> [Texto fornecido]:

==================================================

A taxa de mais valia cresceu e, igualmente, o volume de horas trabalhadas não pagas, para elevar a lucratividade do capital, criou o ambiente de insatisfação relativa dos assalariados.
Resultado: voto contra o governo Lula nas eleições municipais.
Se Bolsonaro tivesse faturado a disputa eleitoral em 2022 – faltou pouco –, e não Lula, quem estaria amargando a derrota seria o ex-presidente.
CENÁRIO FAVORÁVEL AO BOLSONARISMO
Não é à toa que diante da vitória da direita e da ultradireita na maioria dos municípios, com o maior número de votos sendo abocanhado pelo PL bolsonarista, Bolsonaro esteja a fim de disputar as eleições de 2026.
A vontade do ex-presidente aumenta quanto mais os bolsonaristas antevêem o desgaste eleitoral que provocará o arcabouço neoliberal proposto pelo ministro Fernando Haddad, da Fazenda.
São grandes as possibilidades de derrota eleitoral, em 2026, se o presidente Lula aprovar os cortes de gastos nos setores sociais – educação, saúde, previdência, seguro-desemprego, abono salarial, BPC etc – para alcançar o déficit orçamento zero prometido pela equipe econômica.
Pule de dez, devem estar esfregando as mãos os bolsonaristas, se saírem para a disputa.
Afinal, são os gastos sociais que puxam a demanda global, aquecendo o mercado interno, visto que a contrapartida dele, como sabe muito bem o presidente da República, são investimentos que se traduzem no silogismo capitalista: emprego, renda, consumo, produção, arrecadação e investimentos.
Repetiria ou não em 2026 o que aconteceu em 2024, ainda mais com o exemplo expressivo da vitória eleitoral de Trump sobre Kamala, nos Estados Unidos, pelos mesmos motivos?
DESASTRE ELEITORAL DEMOCRATA AMERICANO
Biden e Kamala, durante a campanha eleitoral, soltaram foguetes por estarem os Estados Unidos vivendo pleno emprego keynesiano, porém, com salários cadentes.
Os economistas clássicos, como Pigou, já tinham prognosticado que o pleno emprego sinaliza salário zero ou negativo na sua máxima expressão do termo.
Todos podem trabalhar na fase do pleno emprego pelo salário disponível, que Marx, em O Capital, igualmente diz ser aquele que é o ideal para o capitalista, ou seja, zero ou abaixo de zero.
Só não trabalha quem não quer pelo salário disponível no mercado, o que leva o trabalhador à conclusão de que é melhor não trabalhar, viver de auxilio estatal, do que pagar para trabalhar, como comprovaram as experiências neoclássicas sob capitalismo liberal do laissez faire, que implodiu na crise de 1929.

==================================================

> [O que fazer]:
Dê continuidade ao texto sobre o cenário eleitoral de Lula e Bolsonaro, começando logo após a última frase apresentada.

Itens de dados
==================================================

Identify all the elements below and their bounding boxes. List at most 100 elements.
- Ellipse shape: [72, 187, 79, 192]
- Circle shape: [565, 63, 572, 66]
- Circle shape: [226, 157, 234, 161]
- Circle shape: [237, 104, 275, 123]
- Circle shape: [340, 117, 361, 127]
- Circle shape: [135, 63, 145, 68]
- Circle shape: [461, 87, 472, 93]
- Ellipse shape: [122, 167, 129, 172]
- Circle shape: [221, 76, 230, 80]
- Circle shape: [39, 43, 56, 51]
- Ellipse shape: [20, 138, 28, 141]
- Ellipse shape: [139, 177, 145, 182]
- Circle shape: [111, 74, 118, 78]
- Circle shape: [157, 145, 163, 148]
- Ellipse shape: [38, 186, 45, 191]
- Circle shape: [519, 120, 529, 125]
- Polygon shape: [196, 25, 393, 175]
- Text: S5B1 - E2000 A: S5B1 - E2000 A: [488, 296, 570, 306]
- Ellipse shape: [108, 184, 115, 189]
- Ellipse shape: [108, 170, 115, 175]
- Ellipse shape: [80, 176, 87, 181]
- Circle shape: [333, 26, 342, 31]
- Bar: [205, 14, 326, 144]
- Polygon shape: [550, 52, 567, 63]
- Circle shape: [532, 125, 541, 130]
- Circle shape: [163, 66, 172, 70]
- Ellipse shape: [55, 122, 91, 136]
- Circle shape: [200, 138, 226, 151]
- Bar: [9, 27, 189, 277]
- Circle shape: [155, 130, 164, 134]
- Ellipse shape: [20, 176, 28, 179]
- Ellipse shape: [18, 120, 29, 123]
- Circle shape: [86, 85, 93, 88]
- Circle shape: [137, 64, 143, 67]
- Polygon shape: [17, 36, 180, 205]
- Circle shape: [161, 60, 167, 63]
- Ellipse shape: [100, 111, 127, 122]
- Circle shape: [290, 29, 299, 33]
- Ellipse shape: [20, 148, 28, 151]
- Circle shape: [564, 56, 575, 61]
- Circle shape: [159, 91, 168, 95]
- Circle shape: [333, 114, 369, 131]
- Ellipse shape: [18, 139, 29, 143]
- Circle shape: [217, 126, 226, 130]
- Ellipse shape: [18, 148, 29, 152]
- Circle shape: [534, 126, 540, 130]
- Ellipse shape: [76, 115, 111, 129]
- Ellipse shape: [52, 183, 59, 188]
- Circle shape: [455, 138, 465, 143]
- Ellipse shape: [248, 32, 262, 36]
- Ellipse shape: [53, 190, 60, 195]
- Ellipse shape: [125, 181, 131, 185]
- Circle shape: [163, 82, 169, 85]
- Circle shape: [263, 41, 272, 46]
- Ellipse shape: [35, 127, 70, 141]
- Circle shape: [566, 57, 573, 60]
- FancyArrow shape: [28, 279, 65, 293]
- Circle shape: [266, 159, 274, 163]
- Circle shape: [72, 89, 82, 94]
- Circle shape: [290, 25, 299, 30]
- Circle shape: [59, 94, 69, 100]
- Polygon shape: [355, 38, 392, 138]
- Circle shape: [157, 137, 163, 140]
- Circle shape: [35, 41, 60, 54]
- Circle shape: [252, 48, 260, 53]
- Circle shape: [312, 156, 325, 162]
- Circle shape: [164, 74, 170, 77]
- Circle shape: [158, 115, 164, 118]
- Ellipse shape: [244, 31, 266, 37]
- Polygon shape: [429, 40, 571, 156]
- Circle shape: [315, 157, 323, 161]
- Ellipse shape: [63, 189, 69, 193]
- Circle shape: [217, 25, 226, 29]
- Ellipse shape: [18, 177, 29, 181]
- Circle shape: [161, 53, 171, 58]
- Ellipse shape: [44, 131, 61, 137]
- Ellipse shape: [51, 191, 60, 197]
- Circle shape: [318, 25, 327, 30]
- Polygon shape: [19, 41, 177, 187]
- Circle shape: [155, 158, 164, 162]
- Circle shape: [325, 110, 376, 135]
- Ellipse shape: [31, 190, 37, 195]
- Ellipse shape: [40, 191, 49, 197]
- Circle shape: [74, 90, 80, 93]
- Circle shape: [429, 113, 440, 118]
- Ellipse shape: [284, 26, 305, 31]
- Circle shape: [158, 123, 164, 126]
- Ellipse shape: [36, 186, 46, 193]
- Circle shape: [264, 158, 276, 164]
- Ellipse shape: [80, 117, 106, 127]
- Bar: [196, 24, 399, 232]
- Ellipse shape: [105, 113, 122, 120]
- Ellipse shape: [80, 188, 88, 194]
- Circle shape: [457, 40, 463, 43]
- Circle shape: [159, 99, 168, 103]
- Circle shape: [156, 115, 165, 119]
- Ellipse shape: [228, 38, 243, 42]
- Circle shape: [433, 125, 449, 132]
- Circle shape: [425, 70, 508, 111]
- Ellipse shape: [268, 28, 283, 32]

==================================================

> [Campo de resposta]:
Enquanto Kamala e Biden comemoravam equivocadamente o pleno emprego keynesiano, Trump denunciou que o poder de compra dos salários dos americanos estava cada vez mais cadente.
Resultado: Trump ganhou todas as disputas: para a Casa Branca, para as duas casas no parlamento, com maior número de votos no colégio eleitoral e no cômputo geral da apuração nacional.
Barba, cabelo e bigode.
FINANCEIRIZAÇÃO CRIA OPERÁRIO DE DIREITA
O neoliberalismo, tanto nos Estados Unidos, como no Brasil, e em todo os lugares em que está sendo implementado pela financeirização econômica, dominada pelos mercados especulativos, criou o operário de direita, quando mais cai o poder de compra dos salários no capitalismo produtivo, massacrado pelos juros altos.
Não é à toa, portanto, que uma semana depois da vitória de Trump e de seu resultado negativo para os democratas, que afundaram a social-democracia, por terem deixado os trabalhadores de lado, como disse Bernie Sanders, o reflexo no Brasil é grande.
As forças progressistas que apoiaram Lula em 2022 estão, agora, rachadas.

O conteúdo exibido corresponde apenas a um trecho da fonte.